[RECORDS TO PROCESS]:

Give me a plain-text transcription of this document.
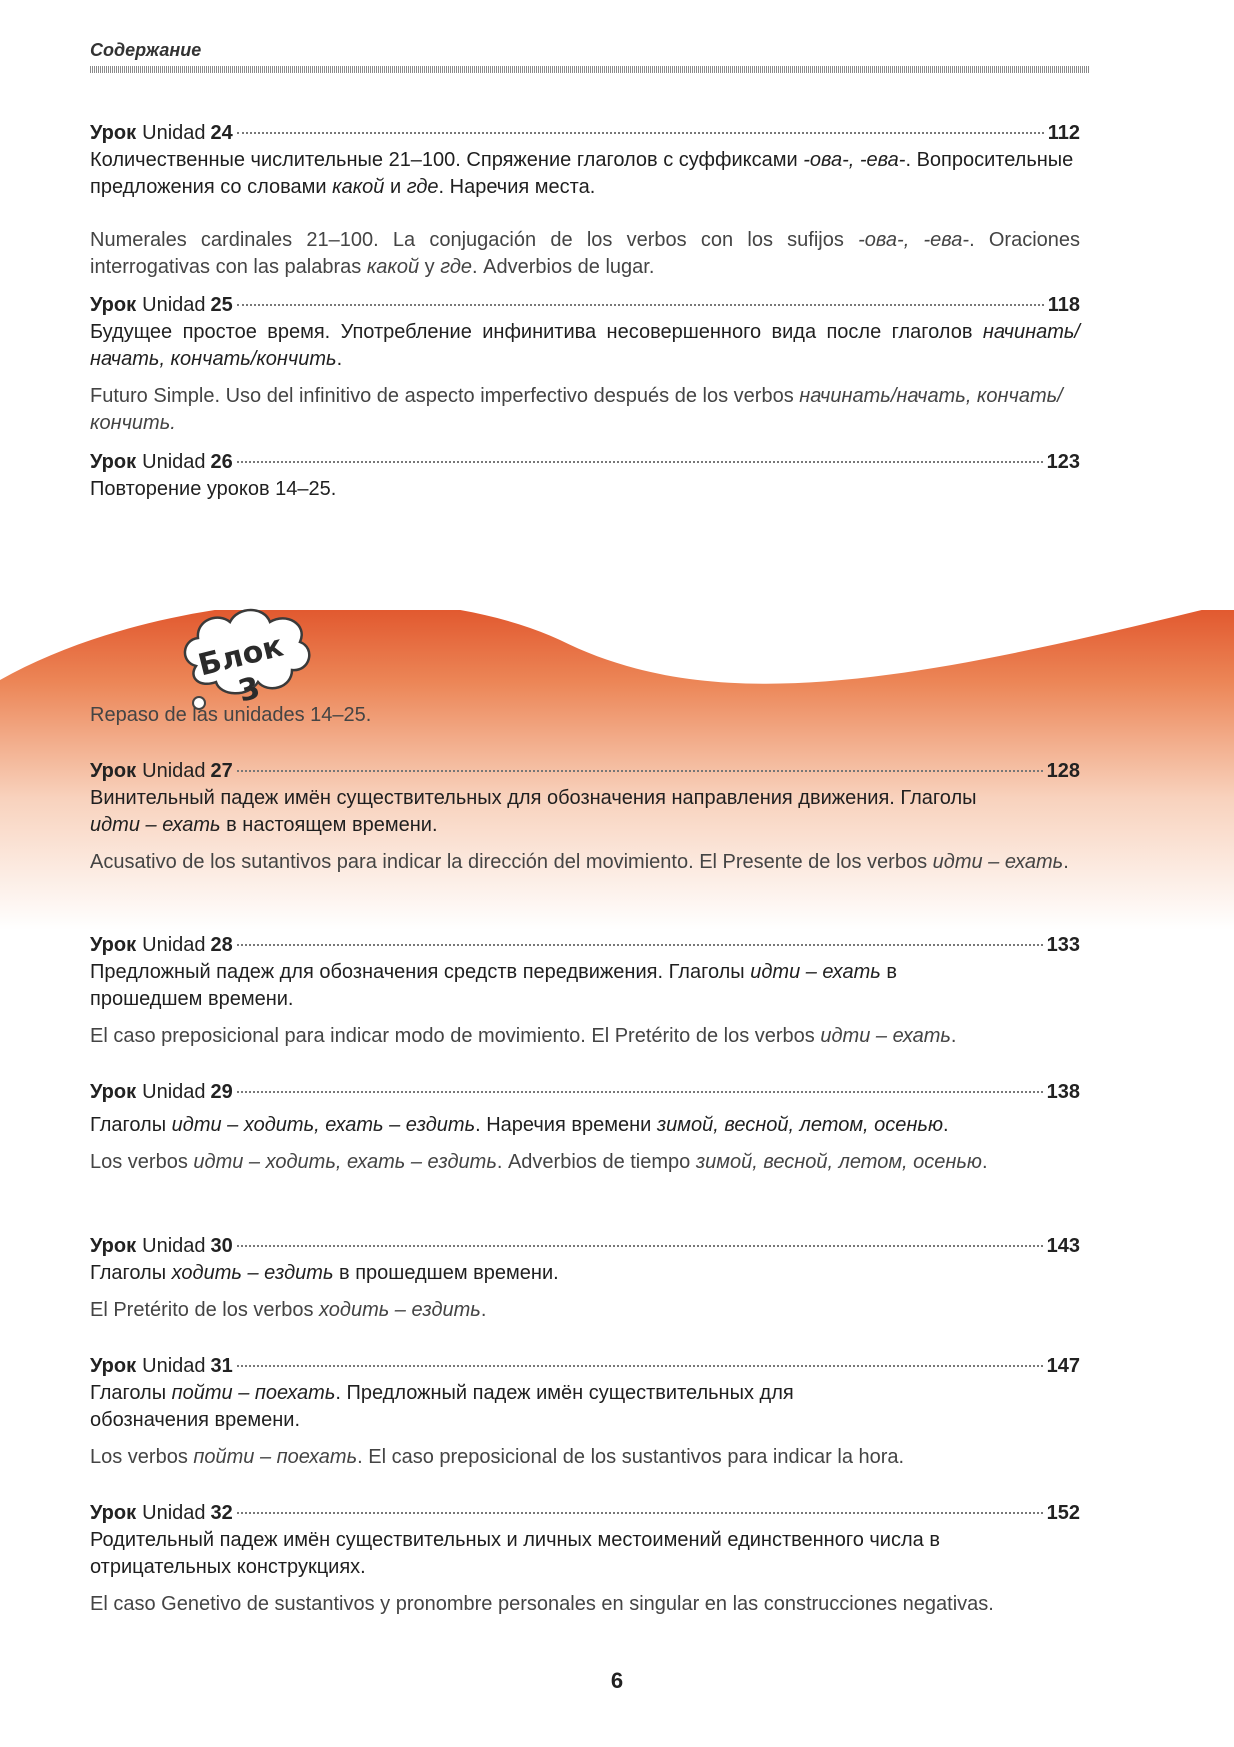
Содержание
Блок 3
Урок Unidad 24	112

Количественные числительные 21–100. Спряжение глаголов с суффиксами -ова-, -ева-. Вопросительные предложения со словами какой и где. Наречия места.

Numerales cardinales 21–100. La conjugación de los verbos con los sufijos -ова-, -ева-. Oraciones interrogativas con las palabras какой y где. Adverbios de lugar.

Урок Unidad 25	118

Будущее простое время. Употребление инфинитива несовершенного вида после глаголов начинать/начать, кончать/кончить.

Futuro Simple. Uso del infinitivo de aspecto imperfectivo después de los verbos начинать/начать, кончать/кончить.

Урок Unidad 26	123

Повторение уроков 14–25.

Repaso de las unidades 14–25.

Урок Unidad 27	128

Винительный падеж имён существительных для обозначения направления движения. Глаголы идти – ехать в настоящем времени.

Acusativo de los sutantivos para indicar la dirección del movimiento. El Presente de los verbos идти – ехать.

Урок Unidad 28	133

Предложный падеж для обозначения средств передвижения. Глаголы идти – ехать в прошедшем времени.

El caso preposicional para indicar modo de movimiento. El Pretérito de los verbos идти – ехать.

Урок Unidad 29	138

Глаголы идти – ходить, ехать – ездить. Наречия времени зимой, весной, летом, осенью.

Los verbos идти – ходить, ехать – ездить. Adverbios de tiempo зимой, весной, летом, осенью.

Урок Unidad 30	143

Глаголы ходить – ездить в прошедшем времени.

El Pretérito de los verbos ходить – ездить.

Урок Unidad 31	147

Глаголы пойти – поехать. Предложный падеж имён существительных для обозначения времени.

Los verbos пойти – поехать. El caso preposicional de los sustantivos para indicar la hora.

Урок Unidad 32	152

Родительный падеж имён существительных и личных местоимений единственного числа в отрицательных конструкциях.

El caso Genetivo de sustantivos y pronombre personales en singular en las construcciones negativas.

6
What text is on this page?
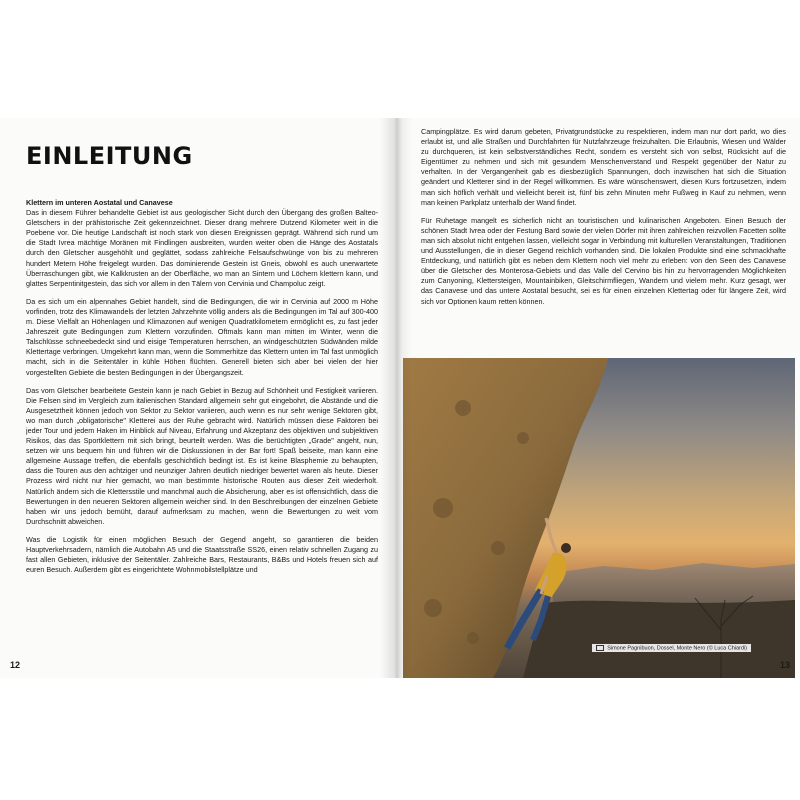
EINLEITUNG
Klettern im unteren Aostatal und Canavese

Das in diesem Führer behandelte Gebiet ist aus geologischer Sicht durch den Übergang des großen Balteo-Gletschers in der prähistorische Zeit gekennzeichnet. Dieser drang mehrere Dutzend Kilometer weit in die Poebene vor. Die heutige Landschaft ist noch stark von diesen Ereignissen geprägt. Während sich rund um die Stadt Ivrea mächtige Moränen mit Findlingen ausbreiten, wurden weiter oben die Hänge des Aostatals durch den Gletscher ausgehöhlt und geglättet, sodass zahlreiche Felsaufschwünge von bis zu mehreren hundert Metern Höhe freigelegt wurden. Das dominierende Gestein ist Gneis, obwohl es auch unerwartete Überraschungen gibt, wie Kalkkrusten an der Oberfläche, wo man an Sintern und Löchern klettern kann, und glattes Serpentinitgestein, das sich vor allem in den Tälern von Cervinia und Champoluc zeigt.

Da es sich um ein alpennahes Gebiet handelt, sind die Bedingungen, die wir in Cervinia auf 2000 m Höhe vorfinden, trotz des Klimawandels der letzten Jahrzehnte völlig anders als die Bedingungen im Tal auf 300-400 m. Diese Vielfalt an Höhenlagen und Klimazonen auf wenigen Quadratkilometern ermöglicht es, zu fast jeder Jahreszeit gute Bedingungen zum Klettern vorzufinden. Oftmals kann man mitten im Winter, wenn die Talschlüsse schneebedeckt sind und eisige Temperaturen herrschen, an windgeschützten Südwänden milde Klettertage verbringen. Umgekehrt kann man, wenn die Sommerhitze das Klettern unten im Tal fast unmöglich macht, sich in die Seitentäler in kühle Höhen flüchten. Generell bieten sich aber bei vielen der hier vorgestellten Gebiete die besten Bedingungen in der Übergangszeit.

Das vom Gletscher bearbeitete Gestein kann je nach Gebiet in Bezug auf Schönheit und Festigkeit variieren. Die Felsen sind im Vergleich zum italienischen Standard allgemein sehr gut eingebohrt, die Abstände und die Ausgesetztheit können jedoch von Sektor zu Sektor variieren, auch wenn es nur sehr wenige Sektoren gibt, wo man durch „obligatorische" Kletterei aus der Ruhe gebracht wird. Natürlich müssen diese Faktoren bei jeder Tour und jedem Haken im Hinblick auf Niveau, Erfahrung und Akzeptanz des objektiven und subjektiven Risikos, das das Sportklettern mit sich bringt, beurteilt werden. Was die berüchtigten „Grade" angeht, nun, setzen wir uns bequem hin und führen wir die Diskussionen in der Bar fort! Spaß beiseite, man kann eine allgemeine Aussage treffen, die ebenfalls geschichtlich bedingt ist. Es ist keine Blasphemie zu behaupten, dass die Touren aus den achtziger und neunziger Jahren deutlich niedriger bewertet waren als heute. Dieser Prozess wird nicht nur hier gemacht, wo man bestimmte historische Routen aus dieser Zeit wiederholt. Natürlich ändern sich die Klettersstile und manchmal auch die Absicherung, aber es ist offensichtlich, dass die Bewertungen in den neueren Sektoren allgemein weicher sind. In den Beschreibungen der einzelnen Gebiete haben wir uns jedoch bemüht, darauf aufmerksam zu machen, wenn die Bewertungen zu weit vom Durchschnitt abweichen.

Was die Logistik für einen möglichen Besuch der Gegend angeht, so garantieren die beiden Hauptverkehrsadern, nämlich die Autobahn A5 und die Staatsstraße SS26, einen relativ schnellen Zugang zu fast allen Gebieten, inklusive der Seitentäler. Zahlreiche Bars, Restaurants, B&Bs und Hotels freuen sich auf euren Besuch. Außerdem gibt es eingerichtete Wohnmobilstellplätze und

12

Campingplätze. Es wird darum gebeten, Privatgrundstücke zu respektieren, indem man nur dort parkt, wo dies erlaubt ist, und alle Straßen und Durchfahrten für Nutzfahrzeuge freizuhalten. Die Erlaubnis, Wiesen und Wälder zu durchqueren, ist kein selbstverständliches Recht, sondern es versteht sich von selbst, Rücksicht auf die Eigentümer zu nehmen und sich mit gesundem Menschenverstand und Respekt gegenüber der Natur zu verhalten. In der Vergangenheit gab es diesbezüglich Spannungen, doch inzwischen hat sich die Situation geändert und Kletterer sind in der Regel willkommen. Es wäre wünschenswert, diesen Kurs fortzusetzen, indem man sich höflich verhält und vielleicht bereit ist, fünf bis zehn Minuten mehr Fußweg in Kauf zu nehmen, wenn man keinen Parkplatz unterhalb der Wand findet.

Für Ruhetage mangelt es sicherlich nicht an touristischen und kulinarischen Angeboten. Einen Besuch der schönen Stadt Ivrea oder der Festung Bard sowie der vielen Dörfer mit ihren zahlreichen reizvollen Facetten sollte man sich absolut nicht entgehen lassen, vielleicht sogar in Verbindung mit kulturellen Veranstaltungen, Traditionen und Ausstellungen, die in dieser Gegend reichlich vorhanden sind. Die lokalen Produkte sind eine schmackhafte Entdeckung, und natürlich gibt es neben dem Klettern noch viel mehr zu erleben: von den Seen des Canavese über die Gletscher des Monterosa-Gebiets und das Valle del Cervino bis hin zu hervorragenden Möglichkeiten zum Canyoning, Klettersteigen, Mountainbiken, Gleitschirmfliegen, Wandern und vielem mehr. Kurz gesagt, wer das Canavese und das untere Aostatal besucht, sei es für einen einzelnen Klettertag oder für längere Zeit, wird sich vor Optionen kaum retten können.

Simone Pagnibuon, Dossel, Monte Nero (© Luca Chiardi)
13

[EXERCISE]: Report only the number of lines in the records that include the word "прошедшем".

[REPLY TO THE TASK]: 2